— Begin RECORDS FOR PROCESSING —
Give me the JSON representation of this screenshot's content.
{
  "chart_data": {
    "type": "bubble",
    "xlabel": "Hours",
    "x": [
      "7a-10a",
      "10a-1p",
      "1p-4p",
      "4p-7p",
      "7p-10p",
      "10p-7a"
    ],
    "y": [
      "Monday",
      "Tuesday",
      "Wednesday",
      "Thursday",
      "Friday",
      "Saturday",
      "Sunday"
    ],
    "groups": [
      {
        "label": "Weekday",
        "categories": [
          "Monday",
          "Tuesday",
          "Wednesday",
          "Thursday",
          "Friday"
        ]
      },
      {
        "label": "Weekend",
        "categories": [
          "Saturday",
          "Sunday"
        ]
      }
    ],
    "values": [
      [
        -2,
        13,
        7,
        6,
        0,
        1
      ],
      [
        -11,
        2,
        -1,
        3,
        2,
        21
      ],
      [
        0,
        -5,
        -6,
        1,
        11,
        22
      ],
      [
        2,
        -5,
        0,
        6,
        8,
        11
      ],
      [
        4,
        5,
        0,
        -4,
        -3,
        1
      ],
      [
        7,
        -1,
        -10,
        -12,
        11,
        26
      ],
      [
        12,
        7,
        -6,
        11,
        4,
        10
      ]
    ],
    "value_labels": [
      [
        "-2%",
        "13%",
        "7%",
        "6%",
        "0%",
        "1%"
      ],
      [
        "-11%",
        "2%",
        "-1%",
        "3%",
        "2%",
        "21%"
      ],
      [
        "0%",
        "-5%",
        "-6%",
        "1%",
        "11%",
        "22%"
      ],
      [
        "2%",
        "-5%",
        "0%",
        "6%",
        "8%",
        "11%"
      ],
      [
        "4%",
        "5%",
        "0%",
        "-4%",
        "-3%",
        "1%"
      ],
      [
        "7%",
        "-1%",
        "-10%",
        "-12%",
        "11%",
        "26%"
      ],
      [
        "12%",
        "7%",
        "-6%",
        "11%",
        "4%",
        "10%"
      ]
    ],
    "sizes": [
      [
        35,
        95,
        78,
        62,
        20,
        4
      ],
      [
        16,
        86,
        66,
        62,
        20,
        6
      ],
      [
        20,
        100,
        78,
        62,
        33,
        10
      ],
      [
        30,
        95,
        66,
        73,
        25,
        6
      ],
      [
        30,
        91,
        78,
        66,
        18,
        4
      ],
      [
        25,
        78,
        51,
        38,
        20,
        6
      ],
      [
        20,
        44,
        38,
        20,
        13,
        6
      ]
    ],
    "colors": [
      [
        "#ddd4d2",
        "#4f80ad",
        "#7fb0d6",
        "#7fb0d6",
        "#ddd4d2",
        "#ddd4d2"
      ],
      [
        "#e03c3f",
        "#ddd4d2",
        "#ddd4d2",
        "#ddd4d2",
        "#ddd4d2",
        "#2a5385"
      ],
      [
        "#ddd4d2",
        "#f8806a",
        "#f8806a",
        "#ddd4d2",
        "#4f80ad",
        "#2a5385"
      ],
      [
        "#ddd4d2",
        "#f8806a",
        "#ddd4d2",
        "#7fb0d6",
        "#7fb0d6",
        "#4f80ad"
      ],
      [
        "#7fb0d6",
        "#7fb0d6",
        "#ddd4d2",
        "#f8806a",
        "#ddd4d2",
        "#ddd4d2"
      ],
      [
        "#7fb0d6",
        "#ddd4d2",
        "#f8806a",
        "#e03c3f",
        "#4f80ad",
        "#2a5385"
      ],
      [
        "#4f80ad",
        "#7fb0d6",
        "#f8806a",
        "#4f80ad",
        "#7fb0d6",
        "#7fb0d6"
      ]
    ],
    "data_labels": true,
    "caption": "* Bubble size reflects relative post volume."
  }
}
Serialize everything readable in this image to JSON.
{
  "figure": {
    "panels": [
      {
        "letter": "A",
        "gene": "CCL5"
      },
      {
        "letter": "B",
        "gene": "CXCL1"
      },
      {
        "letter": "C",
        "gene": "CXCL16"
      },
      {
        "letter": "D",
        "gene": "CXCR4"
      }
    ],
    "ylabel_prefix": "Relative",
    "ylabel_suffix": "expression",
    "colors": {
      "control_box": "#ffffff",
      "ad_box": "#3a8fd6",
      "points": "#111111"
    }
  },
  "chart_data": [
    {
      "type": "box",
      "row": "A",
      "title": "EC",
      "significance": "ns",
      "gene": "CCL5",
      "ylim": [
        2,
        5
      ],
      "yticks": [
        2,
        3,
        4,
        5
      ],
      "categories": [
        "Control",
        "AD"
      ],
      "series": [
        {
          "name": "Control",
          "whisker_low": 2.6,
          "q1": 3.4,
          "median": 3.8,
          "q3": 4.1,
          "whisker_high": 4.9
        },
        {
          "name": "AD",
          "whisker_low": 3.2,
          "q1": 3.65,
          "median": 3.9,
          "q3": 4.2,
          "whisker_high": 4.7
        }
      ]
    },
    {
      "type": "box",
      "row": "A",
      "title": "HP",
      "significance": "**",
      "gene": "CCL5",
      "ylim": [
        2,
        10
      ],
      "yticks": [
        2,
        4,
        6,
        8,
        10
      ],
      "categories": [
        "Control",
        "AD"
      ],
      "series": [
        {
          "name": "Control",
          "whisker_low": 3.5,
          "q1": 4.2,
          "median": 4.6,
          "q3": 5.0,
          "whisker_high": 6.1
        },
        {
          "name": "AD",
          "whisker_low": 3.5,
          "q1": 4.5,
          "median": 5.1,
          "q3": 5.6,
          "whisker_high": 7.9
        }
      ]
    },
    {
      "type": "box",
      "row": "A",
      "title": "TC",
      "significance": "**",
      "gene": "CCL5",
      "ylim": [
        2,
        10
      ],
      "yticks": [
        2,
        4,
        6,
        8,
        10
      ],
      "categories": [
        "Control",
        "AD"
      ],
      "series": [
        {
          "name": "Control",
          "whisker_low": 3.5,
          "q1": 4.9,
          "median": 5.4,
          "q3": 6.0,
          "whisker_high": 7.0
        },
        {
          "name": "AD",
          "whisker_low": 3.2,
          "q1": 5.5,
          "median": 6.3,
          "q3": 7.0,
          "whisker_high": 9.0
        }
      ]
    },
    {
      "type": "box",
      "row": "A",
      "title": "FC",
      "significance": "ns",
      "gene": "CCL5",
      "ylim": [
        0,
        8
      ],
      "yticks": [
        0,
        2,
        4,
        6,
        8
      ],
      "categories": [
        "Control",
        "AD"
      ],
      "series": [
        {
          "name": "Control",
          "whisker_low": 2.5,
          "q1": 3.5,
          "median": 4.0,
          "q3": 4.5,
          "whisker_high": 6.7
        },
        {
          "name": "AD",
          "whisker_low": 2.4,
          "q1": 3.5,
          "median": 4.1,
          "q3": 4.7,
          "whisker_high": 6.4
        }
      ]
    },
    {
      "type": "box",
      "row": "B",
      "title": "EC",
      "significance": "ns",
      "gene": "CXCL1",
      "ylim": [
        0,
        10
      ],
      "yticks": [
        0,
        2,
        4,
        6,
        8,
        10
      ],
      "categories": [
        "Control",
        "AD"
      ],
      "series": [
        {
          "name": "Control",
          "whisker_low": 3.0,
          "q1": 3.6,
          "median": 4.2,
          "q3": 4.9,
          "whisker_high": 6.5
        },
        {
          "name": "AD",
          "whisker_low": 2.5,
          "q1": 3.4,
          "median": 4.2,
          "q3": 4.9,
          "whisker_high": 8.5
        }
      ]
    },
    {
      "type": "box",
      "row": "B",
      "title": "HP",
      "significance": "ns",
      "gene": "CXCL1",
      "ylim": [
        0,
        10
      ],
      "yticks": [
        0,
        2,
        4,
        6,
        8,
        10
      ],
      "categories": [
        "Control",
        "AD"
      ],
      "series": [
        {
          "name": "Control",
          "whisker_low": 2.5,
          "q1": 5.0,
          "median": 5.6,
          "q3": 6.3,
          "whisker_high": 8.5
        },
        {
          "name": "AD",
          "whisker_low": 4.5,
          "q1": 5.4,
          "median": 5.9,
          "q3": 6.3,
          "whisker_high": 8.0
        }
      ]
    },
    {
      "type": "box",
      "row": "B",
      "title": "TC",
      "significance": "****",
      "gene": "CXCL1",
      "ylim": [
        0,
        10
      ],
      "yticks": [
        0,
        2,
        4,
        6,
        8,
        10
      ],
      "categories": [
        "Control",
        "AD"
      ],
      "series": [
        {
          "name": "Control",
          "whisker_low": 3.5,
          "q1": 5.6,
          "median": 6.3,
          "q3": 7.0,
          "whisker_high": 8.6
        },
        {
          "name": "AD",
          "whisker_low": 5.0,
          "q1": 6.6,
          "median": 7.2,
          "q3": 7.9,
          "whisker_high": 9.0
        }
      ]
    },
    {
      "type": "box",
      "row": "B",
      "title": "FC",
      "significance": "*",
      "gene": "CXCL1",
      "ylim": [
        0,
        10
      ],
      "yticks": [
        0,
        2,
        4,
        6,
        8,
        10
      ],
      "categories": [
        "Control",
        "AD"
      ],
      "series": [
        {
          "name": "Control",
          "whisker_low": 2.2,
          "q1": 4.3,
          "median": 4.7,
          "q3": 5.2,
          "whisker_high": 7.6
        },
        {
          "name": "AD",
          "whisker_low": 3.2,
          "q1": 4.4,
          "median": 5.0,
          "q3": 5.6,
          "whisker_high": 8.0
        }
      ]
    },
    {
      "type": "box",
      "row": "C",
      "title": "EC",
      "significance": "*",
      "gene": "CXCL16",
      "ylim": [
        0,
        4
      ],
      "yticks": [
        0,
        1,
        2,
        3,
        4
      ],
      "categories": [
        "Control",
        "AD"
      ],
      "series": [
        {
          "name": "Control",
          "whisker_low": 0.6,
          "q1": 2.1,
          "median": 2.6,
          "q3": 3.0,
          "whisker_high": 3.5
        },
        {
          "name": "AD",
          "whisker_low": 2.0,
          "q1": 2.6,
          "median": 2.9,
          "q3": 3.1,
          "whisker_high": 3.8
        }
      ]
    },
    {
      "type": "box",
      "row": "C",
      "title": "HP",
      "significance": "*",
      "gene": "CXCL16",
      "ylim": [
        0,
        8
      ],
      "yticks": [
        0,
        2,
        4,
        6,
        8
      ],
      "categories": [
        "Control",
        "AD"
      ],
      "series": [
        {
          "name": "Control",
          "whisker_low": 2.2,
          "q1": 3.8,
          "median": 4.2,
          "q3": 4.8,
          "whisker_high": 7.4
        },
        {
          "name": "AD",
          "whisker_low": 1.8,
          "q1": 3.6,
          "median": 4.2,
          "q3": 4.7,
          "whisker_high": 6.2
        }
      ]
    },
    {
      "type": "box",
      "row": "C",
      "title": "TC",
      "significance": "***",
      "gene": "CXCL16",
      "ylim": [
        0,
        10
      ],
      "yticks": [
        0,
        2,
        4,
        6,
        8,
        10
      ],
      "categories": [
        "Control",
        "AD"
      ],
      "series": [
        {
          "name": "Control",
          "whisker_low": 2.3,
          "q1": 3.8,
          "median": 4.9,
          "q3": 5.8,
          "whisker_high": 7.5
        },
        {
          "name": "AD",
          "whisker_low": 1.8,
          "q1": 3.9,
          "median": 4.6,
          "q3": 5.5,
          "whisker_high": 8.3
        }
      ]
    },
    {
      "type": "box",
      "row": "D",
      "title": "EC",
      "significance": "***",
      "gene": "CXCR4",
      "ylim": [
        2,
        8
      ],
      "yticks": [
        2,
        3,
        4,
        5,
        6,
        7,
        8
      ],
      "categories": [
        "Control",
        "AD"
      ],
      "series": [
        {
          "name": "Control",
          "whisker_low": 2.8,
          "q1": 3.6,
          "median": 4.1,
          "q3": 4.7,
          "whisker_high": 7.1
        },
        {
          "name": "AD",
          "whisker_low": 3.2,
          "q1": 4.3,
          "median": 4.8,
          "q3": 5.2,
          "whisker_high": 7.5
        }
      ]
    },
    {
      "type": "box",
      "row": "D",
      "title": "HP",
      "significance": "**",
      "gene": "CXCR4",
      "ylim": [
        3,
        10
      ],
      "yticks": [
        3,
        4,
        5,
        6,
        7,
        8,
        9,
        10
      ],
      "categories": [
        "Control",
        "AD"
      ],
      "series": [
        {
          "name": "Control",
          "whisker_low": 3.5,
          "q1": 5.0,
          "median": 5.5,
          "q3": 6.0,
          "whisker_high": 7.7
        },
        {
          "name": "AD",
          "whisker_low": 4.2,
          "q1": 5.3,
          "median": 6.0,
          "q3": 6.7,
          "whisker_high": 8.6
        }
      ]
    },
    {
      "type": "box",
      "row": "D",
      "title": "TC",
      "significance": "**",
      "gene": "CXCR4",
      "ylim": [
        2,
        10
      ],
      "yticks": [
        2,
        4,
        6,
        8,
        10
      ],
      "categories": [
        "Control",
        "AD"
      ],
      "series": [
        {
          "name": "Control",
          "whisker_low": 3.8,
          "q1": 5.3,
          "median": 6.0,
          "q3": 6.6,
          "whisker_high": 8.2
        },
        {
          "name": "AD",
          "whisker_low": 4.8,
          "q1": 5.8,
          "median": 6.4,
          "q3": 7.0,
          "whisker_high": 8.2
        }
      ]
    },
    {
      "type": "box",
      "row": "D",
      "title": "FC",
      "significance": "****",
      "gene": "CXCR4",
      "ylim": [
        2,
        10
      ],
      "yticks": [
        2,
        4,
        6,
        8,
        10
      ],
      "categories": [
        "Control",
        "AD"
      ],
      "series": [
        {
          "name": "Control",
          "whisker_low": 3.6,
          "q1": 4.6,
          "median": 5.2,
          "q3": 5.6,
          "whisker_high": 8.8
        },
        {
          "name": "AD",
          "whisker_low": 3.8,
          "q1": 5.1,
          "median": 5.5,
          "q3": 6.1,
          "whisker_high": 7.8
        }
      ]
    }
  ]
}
— End RECORDS FOR PROCESSING —
**TO BE DONE:**
Work out the count of lines containing the word "this", then write only that count.

**PROBLEM SOLUTION:**
2